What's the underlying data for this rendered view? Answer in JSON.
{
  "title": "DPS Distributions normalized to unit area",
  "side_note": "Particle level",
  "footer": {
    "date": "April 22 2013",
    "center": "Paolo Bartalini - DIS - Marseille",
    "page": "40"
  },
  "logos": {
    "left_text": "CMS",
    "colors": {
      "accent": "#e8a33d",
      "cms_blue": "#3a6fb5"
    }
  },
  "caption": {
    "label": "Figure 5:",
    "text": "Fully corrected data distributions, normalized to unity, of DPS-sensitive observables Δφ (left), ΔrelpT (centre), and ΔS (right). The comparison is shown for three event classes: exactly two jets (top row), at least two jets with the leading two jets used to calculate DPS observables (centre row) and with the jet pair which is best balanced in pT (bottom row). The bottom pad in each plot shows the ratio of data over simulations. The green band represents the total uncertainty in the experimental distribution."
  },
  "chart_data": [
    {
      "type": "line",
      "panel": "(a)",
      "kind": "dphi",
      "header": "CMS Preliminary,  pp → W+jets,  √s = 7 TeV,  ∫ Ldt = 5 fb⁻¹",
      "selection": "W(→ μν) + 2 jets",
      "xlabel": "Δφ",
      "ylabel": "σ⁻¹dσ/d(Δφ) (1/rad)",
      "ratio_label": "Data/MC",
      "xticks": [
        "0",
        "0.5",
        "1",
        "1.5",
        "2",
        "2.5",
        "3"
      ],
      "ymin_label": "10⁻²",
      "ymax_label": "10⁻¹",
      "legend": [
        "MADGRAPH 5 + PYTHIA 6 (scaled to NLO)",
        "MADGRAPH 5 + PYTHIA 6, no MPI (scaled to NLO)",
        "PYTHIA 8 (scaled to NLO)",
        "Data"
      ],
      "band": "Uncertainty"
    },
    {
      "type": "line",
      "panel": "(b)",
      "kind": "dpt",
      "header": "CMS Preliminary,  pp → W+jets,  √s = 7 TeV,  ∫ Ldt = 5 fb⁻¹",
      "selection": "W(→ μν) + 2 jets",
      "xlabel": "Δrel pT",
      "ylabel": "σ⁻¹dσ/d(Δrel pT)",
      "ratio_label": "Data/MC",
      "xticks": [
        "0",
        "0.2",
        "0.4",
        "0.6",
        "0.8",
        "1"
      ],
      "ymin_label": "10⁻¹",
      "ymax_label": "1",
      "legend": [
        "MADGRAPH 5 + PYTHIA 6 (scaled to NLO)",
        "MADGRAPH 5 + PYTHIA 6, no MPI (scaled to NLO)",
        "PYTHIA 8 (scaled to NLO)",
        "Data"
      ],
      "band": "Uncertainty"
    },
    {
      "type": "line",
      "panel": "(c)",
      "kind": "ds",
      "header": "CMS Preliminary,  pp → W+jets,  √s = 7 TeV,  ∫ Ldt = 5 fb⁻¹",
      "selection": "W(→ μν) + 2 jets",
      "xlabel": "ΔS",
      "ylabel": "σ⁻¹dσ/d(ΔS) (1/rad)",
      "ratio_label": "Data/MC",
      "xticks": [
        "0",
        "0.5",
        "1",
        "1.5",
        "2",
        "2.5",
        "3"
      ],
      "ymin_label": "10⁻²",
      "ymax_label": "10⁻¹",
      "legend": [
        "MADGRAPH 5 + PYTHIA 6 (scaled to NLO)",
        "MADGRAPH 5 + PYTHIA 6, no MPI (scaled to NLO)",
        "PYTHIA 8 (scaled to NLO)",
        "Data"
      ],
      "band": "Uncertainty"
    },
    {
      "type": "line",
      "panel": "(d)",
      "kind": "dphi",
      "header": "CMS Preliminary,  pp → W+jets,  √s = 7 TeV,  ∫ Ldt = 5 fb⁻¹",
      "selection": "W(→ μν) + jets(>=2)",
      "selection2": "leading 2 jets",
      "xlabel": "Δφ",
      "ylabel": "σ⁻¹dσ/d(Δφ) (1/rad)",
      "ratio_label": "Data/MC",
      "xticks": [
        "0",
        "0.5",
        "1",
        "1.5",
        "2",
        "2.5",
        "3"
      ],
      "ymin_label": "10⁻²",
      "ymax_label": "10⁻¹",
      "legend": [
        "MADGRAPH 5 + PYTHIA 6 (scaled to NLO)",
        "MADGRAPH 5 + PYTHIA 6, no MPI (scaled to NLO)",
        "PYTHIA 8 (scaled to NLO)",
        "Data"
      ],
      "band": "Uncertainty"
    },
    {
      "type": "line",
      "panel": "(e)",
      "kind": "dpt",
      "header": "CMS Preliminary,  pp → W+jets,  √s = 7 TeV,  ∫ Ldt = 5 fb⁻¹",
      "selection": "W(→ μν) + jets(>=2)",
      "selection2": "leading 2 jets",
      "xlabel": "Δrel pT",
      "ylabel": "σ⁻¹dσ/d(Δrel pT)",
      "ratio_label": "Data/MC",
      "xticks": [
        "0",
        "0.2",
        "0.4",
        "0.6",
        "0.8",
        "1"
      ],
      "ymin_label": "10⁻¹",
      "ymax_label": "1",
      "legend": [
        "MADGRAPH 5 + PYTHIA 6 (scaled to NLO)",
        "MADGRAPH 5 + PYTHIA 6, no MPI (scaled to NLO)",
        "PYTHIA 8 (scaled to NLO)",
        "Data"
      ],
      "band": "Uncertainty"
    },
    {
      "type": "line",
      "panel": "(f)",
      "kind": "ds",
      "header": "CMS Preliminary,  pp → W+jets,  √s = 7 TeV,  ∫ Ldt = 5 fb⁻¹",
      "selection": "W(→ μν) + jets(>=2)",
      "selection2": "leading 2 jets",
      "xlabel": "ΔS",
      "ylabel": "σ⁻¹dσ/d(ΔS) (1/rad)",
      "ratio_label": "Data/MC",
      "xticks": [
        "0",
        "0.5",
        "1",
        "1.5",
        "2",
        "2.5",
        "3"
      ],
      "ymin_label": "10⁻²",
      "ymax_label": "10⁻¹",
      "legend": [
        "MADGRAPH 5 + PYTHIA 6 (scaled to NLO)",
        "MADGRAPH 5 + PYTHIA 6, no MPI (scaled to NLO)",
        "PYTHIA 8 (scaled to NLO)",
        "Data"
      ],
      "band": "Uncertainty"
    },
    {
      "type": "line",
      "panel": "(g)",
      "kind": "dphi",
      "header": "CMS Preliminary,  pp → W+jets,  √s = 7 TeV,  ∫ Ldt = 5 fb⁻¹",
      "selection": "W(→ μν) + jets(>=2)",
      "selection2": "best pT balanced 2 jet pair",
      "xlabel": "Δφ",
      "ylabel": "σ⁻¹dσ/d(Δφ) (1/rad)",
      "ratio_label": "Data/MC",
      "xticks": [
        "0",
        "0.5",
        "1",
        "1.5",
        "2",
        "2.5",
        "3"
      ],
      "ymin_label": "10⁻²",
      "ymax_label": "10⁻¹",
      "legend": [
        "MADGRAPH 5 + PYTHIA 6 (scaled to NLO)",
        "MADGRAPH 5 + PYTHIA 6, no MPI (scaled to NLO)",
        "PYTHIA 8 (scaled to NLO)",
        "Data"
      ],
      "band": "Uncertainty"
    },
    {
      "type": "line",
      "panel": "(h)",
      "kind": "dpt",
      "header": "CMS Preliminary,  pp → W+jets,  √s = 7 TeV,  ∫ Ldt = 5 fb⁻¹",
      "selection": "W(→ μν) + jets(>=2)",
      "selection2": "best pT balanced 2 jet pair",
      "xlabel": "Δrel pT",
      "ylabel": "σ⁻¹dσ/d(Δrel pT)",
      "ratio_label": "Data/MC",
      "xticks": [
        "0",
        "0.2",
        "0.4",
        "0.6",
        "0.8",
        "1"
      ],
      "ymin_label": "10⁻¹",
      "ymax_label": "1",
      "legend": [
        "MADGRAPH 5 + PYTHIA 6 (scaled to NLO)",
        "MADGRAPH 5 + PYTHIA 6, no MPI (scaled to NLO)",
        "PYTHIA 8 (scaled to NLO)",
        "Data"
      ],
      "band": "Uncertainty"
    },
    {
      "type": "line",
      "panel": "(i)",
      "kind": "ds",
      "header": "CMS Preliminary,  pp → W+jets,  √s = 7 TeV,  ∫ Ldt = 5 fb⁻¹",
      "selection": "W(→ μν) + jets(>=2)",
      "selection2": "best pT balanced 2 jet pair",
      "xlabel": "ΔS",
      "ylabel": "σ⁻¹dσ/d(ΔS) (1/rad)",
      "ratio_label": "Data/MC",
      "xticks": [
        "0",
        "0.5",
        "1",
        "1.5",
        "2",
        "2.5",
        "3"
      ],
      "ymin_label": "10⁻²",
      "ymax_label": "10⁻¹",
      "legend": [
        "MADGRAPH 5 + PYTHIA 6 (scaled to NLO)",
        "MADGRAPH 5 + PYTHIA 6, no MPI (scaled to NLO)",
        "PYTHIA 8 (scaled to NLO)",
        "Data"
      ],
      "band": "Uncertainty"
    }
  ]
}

- TASK REQUIREMENTS:
Look for the word "panel" in every line of the listing and copy the lines that have it.

- SOLUTION TO THIS PROBLEM:
      "panel": "(a)",
      "panel": "(b)",
      "panel": "(c)",
      "panel": "(d)",
      "panel": "(e)",
      "panel": "(f)",
      "panel": "(g)",
      "panel": "(h)",
      "panel": "(i)",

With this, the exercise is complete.